Requirement: From the entries below, please gather each line containing the string "structure".

[Records from a collection of figures]
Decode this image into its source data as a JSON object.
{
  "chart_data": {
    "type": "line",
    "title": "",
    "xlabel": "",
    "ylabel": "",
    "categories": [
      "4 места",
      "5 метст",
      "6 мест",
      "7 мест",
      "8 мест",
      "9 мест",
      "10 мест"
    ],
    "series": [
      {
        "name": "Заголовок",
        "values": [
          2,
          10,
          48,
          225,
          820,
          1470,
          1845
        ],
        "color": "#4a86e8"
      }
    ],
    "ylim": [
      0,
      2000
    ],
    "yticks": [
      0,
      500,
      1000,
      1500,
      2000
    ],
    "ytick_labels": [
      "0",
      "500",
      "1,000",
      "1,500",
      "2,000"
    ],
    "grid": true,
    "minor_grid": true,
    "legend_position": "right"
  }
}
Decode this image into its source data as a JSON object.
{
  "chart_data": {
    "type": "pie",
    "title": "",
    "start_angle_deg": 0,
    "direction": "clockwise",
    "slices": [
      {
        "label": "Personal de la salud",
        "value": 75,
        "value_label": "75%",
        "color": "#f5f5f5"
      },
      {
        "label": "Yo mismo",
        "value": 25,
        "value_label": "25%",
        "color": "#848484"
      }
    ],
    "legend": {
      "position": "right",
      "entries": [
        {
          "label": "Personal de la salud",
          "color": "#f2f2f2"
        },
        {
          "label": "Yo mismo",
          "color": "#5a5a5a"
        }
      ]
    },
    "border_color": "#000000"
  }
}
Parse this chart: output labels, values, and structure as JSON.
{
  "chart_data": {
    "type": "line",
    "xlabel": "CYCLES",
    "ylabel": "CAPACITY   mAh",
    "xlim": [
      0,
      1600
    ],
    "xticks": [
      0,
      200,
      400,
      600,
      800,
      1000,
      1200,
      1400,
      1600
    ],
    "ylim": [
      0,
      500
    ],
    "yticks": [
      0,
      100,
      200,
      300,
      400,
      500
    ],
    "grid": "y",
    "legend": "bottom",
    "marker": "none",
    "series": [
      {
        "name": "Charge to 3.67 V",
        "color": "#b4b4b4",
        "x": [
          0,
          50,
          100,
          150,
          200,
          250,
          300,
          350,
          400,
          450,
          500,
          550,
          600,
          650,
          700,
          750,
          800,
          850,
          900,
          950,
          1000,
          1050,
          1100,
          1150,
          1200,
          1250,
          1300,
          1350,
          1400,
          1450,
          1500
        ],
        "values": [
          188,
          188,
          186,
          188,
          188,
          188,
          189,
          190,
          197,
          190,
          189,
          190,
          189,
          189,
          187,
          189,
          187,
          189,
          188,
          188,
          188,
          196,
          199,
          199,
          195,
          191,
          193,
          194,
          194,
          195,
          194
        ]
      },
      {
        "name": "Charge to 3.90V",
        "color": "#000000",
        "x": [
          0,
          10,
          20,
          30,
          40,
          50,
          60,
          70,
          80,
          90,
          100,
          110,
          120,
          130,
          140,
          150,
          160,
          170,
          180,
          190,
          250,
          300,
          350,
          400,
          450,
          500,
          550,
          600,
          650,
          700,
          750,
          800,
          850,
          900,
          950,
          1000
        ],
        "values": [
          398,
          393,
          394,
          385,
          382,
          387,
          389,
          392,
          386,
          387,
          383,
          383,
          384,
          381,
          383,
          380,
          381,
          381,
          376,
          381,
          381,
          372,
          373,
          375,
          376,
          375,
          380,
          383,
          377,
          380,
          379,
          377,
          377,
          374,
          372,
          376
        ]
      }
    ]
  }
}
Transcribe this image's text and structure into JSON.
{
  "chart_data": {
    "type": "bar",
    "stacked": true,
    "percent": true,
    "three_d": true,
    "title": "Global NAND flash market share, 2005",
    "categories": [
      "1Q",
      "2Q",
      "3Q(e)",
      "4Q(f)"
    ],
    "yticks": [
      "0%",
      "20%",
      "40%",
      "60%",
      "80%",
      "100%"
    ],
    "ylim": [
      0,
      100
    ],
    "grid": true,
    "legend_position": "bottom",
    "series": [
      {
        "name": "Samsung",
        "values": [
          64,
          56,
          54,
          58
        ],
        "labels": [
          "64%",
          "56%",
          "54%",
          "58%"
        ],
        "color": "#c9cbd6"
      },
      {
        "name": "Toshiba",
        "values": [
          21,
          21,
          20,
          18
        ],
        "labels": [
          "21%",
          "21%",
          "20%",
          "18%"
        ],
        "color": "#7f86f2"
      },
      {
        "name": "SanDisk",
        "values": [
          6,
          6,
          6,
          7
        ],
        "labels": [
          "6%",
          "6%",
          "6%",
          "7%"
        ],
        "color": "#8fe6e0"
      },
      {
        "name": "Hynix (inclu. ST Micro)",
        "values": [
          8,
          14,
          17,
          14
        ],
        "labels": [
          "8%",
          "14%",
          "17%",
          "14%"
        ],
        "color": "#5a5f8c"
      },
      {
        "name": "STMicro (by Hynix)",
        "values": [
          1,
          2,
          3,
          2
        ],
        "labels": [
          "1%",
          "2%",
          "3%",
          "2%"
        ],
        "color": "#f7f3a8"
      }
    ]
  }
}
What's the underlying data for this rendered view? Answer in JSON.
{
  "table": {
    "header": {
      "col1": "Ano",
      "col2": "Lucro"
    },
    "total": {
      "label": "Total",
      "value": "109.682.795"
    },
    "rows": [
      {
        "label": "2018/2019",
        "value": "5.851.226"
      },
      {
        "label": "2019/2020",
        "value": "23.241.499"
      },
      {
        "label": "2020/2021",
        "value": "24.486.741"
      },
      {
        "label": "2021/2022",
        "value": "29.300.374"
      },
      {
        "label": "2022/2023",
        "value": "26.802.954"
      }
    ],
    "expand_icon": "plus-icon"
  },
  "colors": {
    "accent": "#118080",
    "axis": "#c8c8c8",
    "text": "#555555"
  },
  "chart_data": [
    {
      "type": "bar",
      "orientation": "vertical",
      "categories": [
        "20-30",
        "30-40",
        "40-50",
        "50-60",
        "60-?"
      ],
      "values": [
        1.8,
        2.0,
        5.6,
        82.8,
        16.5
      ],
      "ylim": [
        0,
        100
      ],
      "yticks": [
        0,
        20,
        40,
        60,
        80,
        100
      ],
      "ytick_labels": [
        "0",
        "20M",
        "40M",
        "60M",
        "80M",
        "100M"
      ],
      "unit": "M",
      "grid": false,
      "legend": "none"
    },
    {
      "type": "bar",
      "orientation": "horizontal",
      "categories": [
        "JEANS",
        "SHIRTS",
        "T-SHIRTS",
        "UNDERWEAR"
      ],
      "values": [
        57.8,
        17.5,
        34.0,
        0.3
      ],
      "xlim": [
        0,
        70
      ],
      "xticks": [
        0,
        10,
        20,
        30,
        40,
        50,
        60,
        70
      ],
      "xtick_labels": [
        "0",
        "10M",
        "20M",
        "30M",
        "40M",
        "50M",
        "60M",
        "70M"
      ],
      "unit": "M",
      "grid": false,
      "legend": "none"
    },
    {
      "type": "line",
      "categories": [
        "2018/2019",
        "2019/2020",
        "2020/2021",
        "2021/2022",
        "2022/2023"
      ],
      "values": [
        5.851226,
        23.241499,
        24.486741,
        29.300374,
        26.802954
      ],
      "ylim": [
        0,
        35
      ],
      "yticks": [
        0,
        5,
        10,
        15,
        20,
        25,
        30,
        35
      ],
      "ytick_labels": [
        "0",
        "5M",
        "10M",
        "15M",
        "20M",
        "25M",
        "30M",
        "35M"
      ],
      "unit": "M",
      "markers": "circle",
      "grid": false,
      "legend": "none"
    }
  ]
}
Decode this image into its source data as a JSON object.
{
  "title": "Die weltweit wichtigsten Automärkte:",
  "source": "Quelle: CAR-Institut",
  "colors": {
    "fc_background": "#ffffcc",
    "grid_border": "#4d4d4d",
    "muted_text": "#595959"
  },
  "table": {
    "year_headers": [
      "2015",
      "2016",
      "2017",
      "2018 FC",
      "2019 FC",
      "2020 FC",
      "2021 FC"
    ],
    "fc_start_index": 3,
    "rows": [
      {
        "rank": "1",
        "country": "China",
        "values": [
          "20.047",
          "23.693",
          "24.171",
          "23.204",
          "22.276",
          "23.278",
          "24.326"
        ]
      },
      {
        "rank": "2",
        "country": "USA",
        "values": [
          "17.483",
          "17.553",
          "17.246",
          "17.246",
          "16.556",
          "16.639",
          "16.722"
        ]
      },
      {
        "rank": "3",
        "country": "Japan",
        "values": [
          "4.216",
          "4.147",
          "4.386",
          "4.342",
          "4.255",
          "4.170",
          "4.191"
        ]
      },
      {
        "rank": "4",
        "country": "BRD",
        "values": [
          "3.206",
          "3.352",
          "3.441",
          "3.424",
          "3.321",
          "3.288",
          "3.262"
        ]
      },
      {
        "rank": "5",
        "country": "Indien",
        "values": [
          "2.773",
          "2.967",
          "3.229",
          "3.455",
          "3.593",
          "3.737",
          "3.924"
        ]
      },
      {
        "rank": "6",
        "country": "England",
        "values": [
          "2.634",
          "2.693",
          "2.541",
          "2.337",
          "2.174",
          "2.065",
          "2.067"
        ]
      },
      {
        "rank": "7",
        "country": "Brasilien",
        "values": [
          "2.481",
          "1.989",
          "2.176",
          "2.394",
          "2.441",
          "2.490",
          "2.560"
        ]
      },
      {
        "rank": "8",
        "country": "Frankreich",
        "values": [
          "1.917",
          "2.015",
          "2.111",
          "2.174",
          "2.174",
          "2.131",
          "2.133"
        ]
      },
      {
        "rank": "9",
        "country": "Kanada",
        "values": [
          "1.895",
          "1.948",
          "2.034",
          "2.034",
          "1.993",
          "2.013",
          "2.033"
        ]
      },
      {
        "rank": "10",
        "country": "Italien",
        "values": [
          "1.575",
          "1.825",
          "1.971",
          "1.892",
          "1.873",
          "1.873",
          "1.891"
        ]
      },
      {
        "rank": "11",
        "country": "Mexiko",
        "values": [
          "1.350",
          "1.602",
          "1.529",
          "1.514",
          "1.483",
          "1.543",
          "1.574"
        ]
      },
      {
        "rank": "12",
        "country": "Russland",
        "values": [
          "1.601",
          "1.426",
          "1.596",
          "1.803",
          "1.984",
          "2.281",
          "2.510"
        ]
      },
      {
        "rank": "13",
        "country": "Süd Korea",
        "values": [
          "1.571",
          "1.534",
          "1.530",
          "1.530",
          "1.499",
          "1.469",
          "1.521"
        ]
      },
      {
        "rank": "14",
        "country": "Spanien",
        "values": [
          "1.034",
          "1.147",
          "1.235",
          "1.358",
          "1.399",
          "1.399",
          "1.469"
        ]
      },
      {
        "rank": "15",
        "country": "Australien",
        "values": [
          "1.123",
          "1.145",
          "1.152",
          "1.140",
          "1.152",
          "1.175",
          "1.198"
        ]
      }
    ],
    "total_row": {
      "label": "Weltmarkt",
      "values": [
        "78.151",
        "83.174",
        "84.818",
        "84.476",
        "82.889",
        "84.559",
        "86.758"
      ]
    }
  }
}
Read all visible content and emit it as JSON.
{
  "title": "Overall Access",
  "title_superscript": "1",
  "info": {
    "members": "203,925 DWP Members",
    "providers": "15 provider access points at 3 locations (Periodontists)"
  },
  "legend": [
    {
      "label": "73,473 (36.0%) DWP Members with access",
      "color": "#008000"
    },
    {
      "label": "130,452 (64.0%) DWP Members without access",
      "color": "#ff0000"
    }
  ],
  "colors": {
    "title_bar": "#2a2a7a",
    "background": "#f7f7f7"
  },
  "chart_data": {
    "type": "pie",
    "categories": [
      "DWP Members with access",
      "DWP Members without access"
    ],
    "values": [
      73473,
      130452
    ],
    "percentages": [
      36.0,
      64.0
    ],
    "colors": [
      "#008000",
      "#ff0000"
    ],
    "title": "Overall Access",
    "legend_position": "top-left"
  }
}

Answer below:
Parse this chart: output labels, values, and structure as JSON.
Transcribe this image's text and structure into JSON.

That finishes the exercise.